◆ Exercise aim
Present each line of the entries below that holds the word "pending".

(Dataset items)
▽

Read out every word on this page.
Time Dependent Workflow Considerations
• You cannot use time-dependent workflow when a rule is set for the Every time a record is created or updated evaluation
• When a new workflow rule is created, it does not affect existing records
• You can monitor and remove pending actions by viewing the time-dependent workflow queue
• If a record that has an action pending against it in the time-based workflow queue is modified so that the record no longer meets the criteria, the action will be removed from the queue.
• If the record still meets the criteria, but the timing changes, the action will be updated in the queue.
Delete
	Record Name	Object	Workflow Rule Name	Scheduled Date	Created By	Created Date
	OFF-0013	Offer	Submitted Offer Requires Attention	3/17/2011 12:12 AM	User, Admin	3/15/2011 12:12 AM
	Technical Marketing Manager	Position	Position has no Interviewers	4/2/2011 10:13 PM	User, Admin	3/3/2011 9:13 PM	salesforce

△

◆ Worked answer
• You can monitor and remove pending actions by viewing the time-dependent workflow queue
• If a record that has an action pending against it in the time-based workflow queue is modified so that the record no longer meets the criteria, the action will be removed from the queue.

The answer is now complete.